Exercise description:
Filter these entries, keeping only lines that hold the word "Error".

(Dataset rows)
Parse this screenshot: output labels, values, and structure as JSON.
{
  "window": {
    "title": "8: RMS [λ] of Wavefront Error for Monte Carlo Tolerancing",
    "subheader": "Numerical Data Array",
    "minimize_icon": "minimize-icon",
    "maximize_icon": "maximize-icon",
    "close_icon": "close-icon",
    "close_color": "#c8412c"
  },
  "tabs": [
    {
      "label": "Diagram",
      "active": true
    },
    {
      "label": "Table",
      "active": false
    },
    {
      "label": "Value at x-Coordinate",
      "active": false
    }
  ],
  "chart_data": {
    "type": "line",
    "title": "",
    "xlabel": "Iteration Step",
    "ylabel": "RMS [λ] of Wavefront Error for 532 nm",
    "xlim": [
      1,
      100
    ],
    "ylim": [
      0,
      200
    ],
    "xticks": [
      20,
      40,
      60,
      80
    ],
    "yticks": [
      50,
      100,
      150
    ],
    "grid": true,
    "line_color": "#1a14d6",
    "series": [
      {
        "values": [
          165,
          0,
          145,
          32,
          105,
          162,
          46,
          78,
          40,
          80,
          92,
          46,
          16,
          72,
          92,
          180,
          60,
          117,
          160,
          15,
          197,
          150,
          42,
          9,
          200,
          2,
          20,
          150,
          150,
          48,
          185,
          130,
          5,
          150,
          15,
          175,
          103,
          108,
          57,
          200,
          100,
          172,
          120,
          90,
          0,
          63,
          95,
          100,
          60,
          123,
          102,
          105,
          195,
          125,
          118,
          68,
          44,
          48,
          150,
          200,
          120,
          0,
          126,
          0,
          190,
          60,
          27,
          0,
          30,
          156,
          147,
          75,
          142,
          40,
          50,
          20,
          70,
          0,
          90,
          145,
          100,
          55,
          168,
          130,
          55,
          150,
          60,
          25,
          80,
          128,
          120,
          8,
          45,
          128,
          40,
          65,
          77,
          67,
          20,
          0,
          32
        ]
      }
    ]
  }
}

The answer:
    "title": "8: RMS [λ] of Wavefront Error for Monte Carlo Tolerancing",
    "ylabel": "RMS [λ] of Wavefront Error for 532 nm",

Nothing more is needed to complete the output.